> **Directions for this task**
Copy out the whole listing exactly as written, leaving the pictures behind.

> **Dataset entries**

▼

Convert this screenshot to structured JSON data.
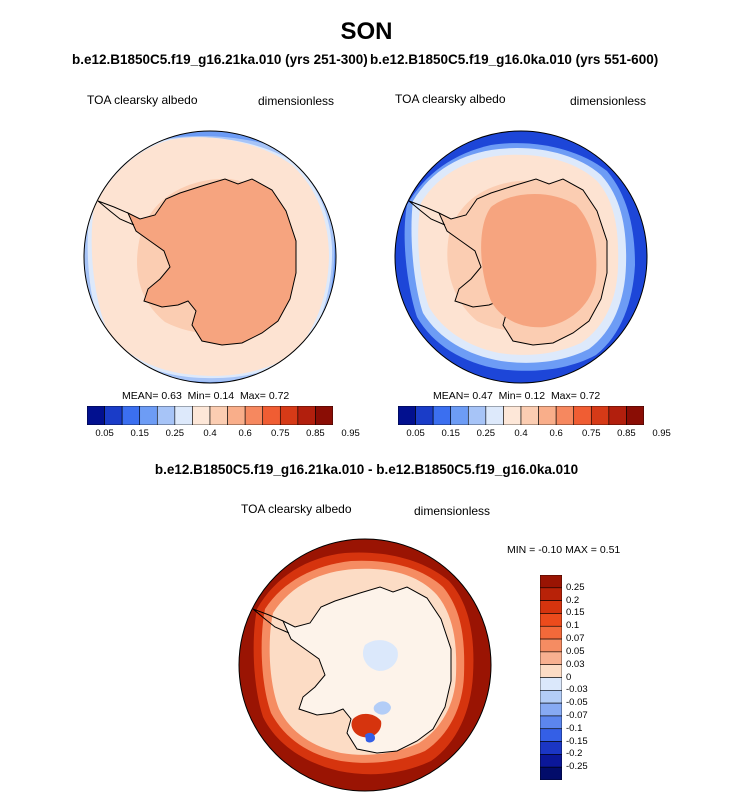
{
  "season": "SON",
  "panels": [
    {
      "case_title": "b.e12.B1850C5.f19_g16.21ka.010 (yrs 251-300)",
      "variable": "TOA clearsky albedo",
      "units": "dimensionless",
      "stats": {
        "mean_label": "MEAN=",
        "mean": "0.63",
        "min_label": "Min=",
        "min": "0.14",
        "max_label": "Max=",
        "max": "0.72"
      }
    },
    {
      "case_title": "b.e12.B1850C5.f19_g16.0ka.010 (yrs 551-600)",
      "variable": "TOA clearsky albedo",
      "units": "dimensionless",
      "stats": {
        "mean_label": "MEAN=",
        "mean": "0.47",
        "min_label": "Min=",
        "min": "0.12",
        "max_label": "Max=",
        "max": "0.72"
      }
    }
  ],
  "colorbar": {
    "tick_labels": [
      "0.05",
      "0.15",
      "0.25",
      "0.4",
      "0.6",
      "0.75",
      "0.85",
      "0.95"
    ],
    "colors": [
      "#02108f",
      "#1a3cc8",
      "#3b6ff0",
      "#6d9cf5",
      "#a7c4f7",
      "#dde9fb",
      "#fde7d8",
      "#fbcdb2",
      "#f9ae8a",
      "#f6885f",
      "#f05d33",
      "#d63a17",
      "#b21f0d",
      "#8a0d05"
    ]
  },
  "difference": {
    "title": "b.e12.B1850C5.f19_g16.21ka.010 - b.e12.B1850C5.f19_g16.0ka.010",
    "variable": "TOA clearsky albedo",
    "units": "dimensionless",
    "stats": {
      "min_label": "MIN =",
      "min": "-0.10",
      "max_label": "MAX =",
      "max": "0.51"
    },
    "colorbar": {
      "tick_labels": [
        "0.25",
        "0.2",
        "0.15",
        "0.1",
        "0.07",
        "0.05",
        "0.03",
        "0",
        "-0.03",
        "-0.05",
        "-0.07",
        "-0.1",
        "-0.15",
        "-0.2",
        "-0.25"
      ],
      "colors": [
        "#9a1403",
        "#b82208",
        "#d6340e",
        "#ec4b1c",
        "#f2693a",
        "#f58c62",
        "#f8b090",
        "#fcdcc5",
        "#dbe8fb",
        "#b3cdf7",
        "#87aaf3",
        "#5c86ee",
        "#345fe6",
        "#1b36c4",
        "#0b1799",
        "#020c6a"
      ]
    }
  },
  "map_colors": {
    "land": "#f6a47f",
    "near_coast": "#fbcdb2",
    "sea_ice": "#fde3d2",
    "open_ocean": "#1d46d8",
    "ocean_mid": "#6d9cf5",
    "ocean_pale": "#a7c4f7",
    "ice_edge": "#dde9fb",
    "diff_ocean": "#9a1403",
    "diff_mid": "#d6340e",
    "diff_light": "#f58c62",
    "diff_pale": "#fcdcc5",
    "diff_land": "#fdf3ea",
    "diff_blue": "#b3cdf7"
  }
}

▲

> **Exercise output**
Convert this screenshot to structured JSON data.
{
  "season": "SON",
  "panels": [
    {
      "case_title": "b.e12.B1850C5.f19_g16.21ka.010 (yrs 251-300)",
      "variable": "TOA clearsky albedo",
      "units": "dimensionless",
      "stats": {
        "mean_label": "MEAN=",
        "mean": "0.63",
        "min_label": "Min=",
        "min": "0.14",
        "max_label": "Max=",
        "max": "0.72"
      }
    },
    {
      "case_title": "b.e12.B1850C5.f19_g16.0ka.010 (yrs 551-600)",
      "variable": "TOA clearsky albedo",
      "units": "dimensionless",
      "stats": {
        "mean_label": "MEAN=",
        "mean": "0.47",
        "min_label": "Min=",
        "min": "0.12",
        "max_label": "Max=",
        "max": "0.72"
      }
    }
  ],
  "colorbar": {
    "tick_labels": [
      "0.05",
      "0.15",
      "0.25",
      "0.4",
      "0.6",
      "0.75",
      "0.85",
      "0.95"
    ],
    "colors": [
      "#02108f",
      "#1a3cc8",
      "#3b6ff0",
      "#6d9cf5",
      "#a7c4f7",
      "#dde9fb",
      "#fde7d8",
      "#fbcdb2",
      "#f9ae8a",
      "#f6885f",
      "#f05d33",
      "#d63a17",
      "#b21f0d",
      "#8a0d05"
    ]
  },
  "difference": {
    "title": "b.e12.B1850C5.f19_g16.21ka.010 - b.e12.B1850C5.f19_g16.0ka.010",
    "variable": "TOA clearsky albedo",
    "units": "dimensionless",
    "stats": {
      "min_label": "MIN =",
      "min": "-0.10",
      "max_label": "MAX =",
      "max": "0.51"
    },
    "colorbar": {
      "tick_labels": [
        "0.25",
        "0.2",
        "0.15",
        "0.1",
        "0.07",
        "0.05",
        "0.03",
        "0",
        "-0.03",
        "-0.05",
        "-0.07",
        "-0.1",
        "-0.15",
        "-0.2",
        "-0.25"
      ],
      "colors": [
        "#9a1403",
        "#b82208",
        "#d6340e",
        "#ec4b1c",
        "#f2693a",
        "#f58c62",
        "#f8b090",
        "#fcdcc5",
        "#dbe8fb",
        "#b3cdf7",
        "#87aaf3",
        "#5c86ee",
        "#345fe6",
        "#1b36c4",
        "#0b1799",
        "#020c6a"
      ]
    }
  },
  "map_colors": {
    "land": "#f6a47f",
    "near_coast": "#fbcdb2",
    "sea_ice": "#fde3d2",
    "open_ocean": "#1d46d8",
    "ocean_mid": "#6d9cf5",
    "ocean_pale": "#a7c4f7",
    "ice_edge": "#dde9fb",
    "diff_ocean": "#9a1403",
    "diff_mid": "#d6340e",
    "diff_light": "#f58c62",
    "diff_pale": "#fcdcc5",
    "diff_land": "#fdf3ea",
    "diff_blue": "#b3cdf7"
  }
}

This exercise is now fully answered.